Leave the pictures out and transcribe every record exactly.

>> start Material for this task

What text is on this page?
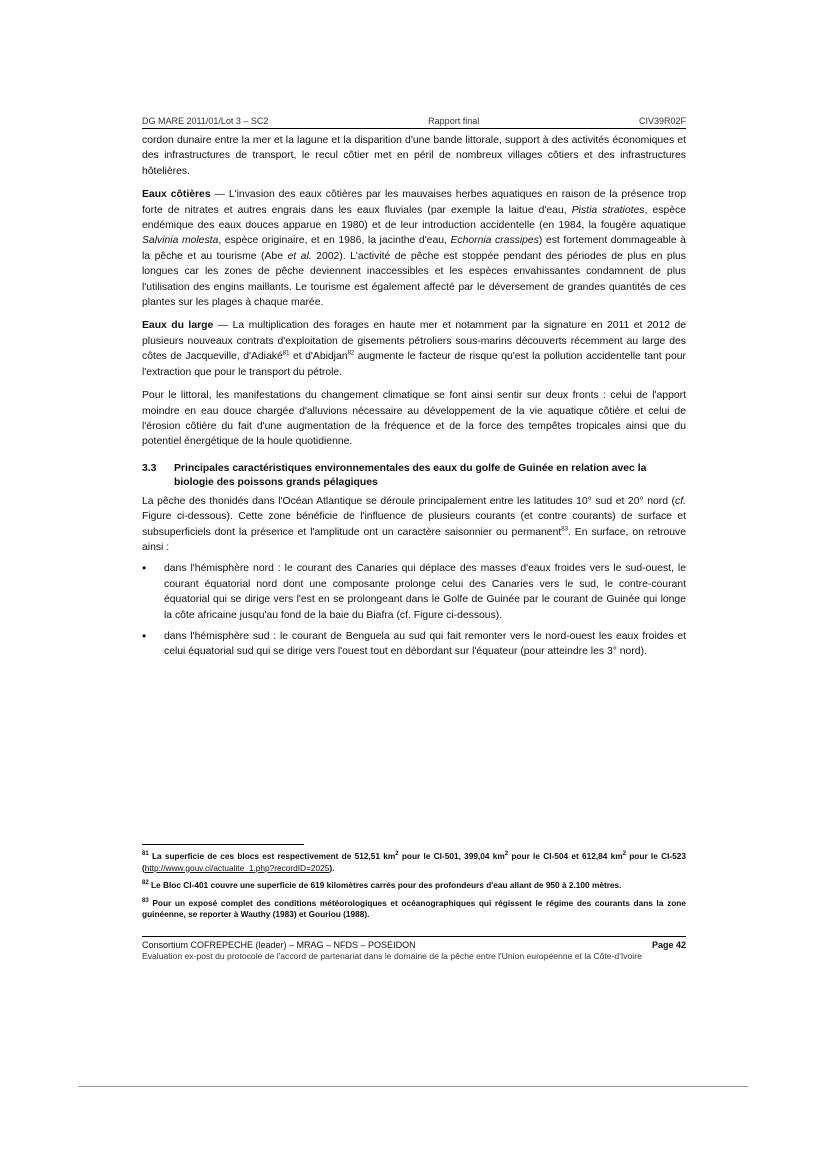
DG MARE 2011/01/Lot 3 – SC2	Rapport final	CIV39R02F

cordon dunaire entre la mer et la lagune et la disparition d'une bande littorale, support à des activités économiques et des infrastructures de transport, le recul côtier met en péril de nombreux villages côtiers et des infrastructures hôtelières.

Eaux côtières — L'invasion des eaux côtières par les mauvaises herbes aquatiques en raison de la présence trop forte de nitrates et autres engrais dans les eaux fluviales (par exemple la laitue d'eau, Pistia stratiotes, espèce endémique des eaux douces apparue en 1980) et de leur introduction accidentelle (en 1984, la fougère aquatique Salvinia molesta, espèce originaire, et en 1986, la jacinthe d'eau, Echornia crassipes) est fortement dommageable à la pêche et au tourisme (Abe et al. 2002). L'activité de pêche est stoppée pendant des périodes de plus en plus longues car les zones de pêche deviennent inaccessibles et les espèces envahissantes condamnent de plus l'utilisation des engins maillants. Le tourisme est également affecté par le déversement de grandes quantités de ces plantes sur les plages à chaque marée.

Eaux du large — La multiplication des forages en haute mer et notamment par la signature en 2011 et 2012 de plusieurs nouveaux contrats d'exploitation de gisements pétroliers sous-marins découverts récemment au large des côtes de Jacqueville, d'Adiaké$^{81}$ et d'Abidjan$^{82}$ augmente le facteur de risque qu'est la pollution accidentelle tant pour l'extraction que pour le transport du pétrole.

Pour le littoral, les manifestations du changement climatique se font ainsi sentir sur deux fronts : celui de l'apport moindre en eau douce chargée d'alluvions nécessaire au développement de la vie aquatique côtière et celui de l'érosion côtière du fait d'une augmentation de la fréquence et de la force des tempêtes tropicales ainsi que du potentiel énergétique de la houle quotidienne.

3.3	Principales caractéristiques environnementales des eaux du golfe de Guinée en relation avec la biologie des poissons grands pélagiques

La pêche des thonidés dans l'Océan Atlantique se déroule principalement entre les latitudes 10° sud et 20° nord (cf. Figure ci-dessous). Cette zone bénéficie de l'influence de plusieurs courants (et contre courants) de surface et subsuperficiels dont la présence et l'amplitude ont un caractère saisonnier ou permanent$^{83}$. En surface, on retrouve ainsi :

•	dans l'hémisphère nord : le courant des Canaries qui déplace des masses d'eaux froides vers le sud-ouest, le courant équatorial nord dont une composante prolonge celui des Canaries vers le sud, le contre-courant équatorial qui se dirige vers l'est en se prolongeant dans le Golfe de Guinée par le courant de Guinée qui longe la côte africaine jusqu'au fond de la baie du Biafra (cf. Figure ci-dessous).
•	dans l'hémisphère sud : le courant de Benguela au sud qui fait remonter vers le nord-ouest les eaux froides et celui équatorial sud qui se dirige vers l'ouest tout en débordant sur l'équateur (pour atteindre les 3° nord).

$^{81}$ La superficie de ces blocs est respectivement de 512,51 $km^2$ pour le CI-501, 399,04 $km^2$ pour le CI-504 et 612,84 $km^2$ pour le CI-523 (http://www.gouv.ci/actualite_1.php?recordID=2025).

$^{82}$ Le Bloc CI-401 couvre une superficie de 619 kilomètres carrés pour des profondeurs d'eau allant de 950 à 2.100 mètres.

$^{83}$ Pour un exposé complet des conditions météorologiques et océanographiques qui régissent le régime des courants dans la zone guinéenne, se reporter à Wauthy (1983) et Gouriou (1988).

Consortium COFREPECHE (leader) – MRAG – NFDS – POSEIDON	Page 42
Evaluation ex-post du protocole de l'accord de partenariat dans le domaine de la pêche entre l'Union européenne et la Côte-d'Ivoire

>> end Material for this task

● Response below:
What text is on this page?
DG MARE 2011/01/Lot 3 – SC2	Rapport final	CIV39R02F

cordon dunaire entre la mer et la lagune et la disparition d'une bande littorale, support à des activités économiques et des infrastructures de transport, le recul côtier met en péril de nombreux villages côtiers et des infrastructures hôtelières.

Eaux côtières — L'invasion des eaux côtières par les mauvaises herbes aquatiques en raison de la présence trop forte de nitrates et autres engrais dans les eaux fluviales (par exemple la laitue d'eau, Pistia stratiotes, espèce endémique des eaux douces apparue en 1980) et de leur introduction accidentelle (en 1984, la fougère aquatique Salvinia molesta, espèce originaire, et en 1986, la jacinthe d'eau, Echornia crassipes) est fortement dommageable à la pêche et au tourisme (Abe et al. 2002). L'activité de pêche est stoppée pendant des périodes de plus en plus longues car les zones de pêche deviennent inaccessibles et les espèces envahissantes condamnent de plus l'utilisation des engins maillants. Le tourisme est également affecté par le déversement de grandes quantités de ces plantes sur les plages à chaque marée.

Eaux du large — La multiplication des forages en haute mer et notamment par la signature en 2011 et 2012 de plusieurs nouveaux contrats d'exploitation de gisements pétroliers sous-marins découverts récemment au large des côtes de Jacqueville, d'Adiaké$^{81}$ et d'Abidjan$^{82}$ augmente le facteur de risque qu'est la pollution accidentelle tant pour l'extraction que pour le transport du pétrole.

Pour le littoral, les manifestations du changement climatique se font ainsi sentir sur deux fronts : celui de l'apport moindre en eau douce chargée d'alluvions nécessaire au développement de la vie aquatique côtière et celui de l'érosion côtière du fait d'une augmentation de la fréquence et de la force des tempêtes tropicales ainsi que du potentiel énergétique de la houle quotidienne.

3.3	Principales caractéristiques environnementales des eaux du golfe de Guinée en relation avec la biologie des poissons grands pélagiques

La pêche des thonidés dans l'Océan Atlantique se déroule principalement entre les latitudes 10° sud et 20° nord (cf. Figure ci-dessous). Cette zone bénéficie de l'influence de plusieurs courants (et contre courants) de surface et subsuperficiels dont la présence et l'amplitude ont un caractère saisonnier ou permanent$^{83}$. En surface, on retrouve ainsi :

•	dans l'hémisphère nord : le courant des Canaries qui déplace des masses d'eaux froides vers le sud-ouest, le courant équatorial nord dont une composante prolonge celui des Canaries vers le sud, le contre-courant équatorial qui se dirige vers l'est en se prolongeant dans le Golfe de Guinée par le courant de Guinée qui longe la côte africaine jusqu'au fond de la baie du Biafra (cf. Figure ci-dessous).
•	dans l'hémisphère sud : le courant de Benguela au sud qui fait remonter vers le nord-ouest les eaux froides et celui équatorial sud qui se dirige vers l'ouest tout en débordant sur l'équateur (pour atteindre les 3° nord).

$^{81}$ La superficie de ces blocs est respectivement de 512,51 $km^2$ pour le CI-501, 399,04 $km^2$ pour le CI-504 et 612,84 $km^2$ pour le CI-523 (http://www.gouv.ci/actualite_1.php?recordID=2025).

$^{82}$ Le Bloc CI-401 couvre une superficie de 619 kilomètres carrés pour des profondeurs d'eau allant de 950 à 2.100 mètres.

$^{83}$ Pour un exposé complet des conditions météorologiques et océanographiques qui régissent le régime des courants dans la zone guinéenne, se reporter à Wauthy (1983) et Gouriou (1988).

Consortium COFREPECHE (leader) – MRAG – NFDS – POSEIDON	Page 42
Evaluation ex-post du protocole de l'accord de partenariat dans le domaine de la pêche entre l'Union européenne et la Côte-d'Ivoire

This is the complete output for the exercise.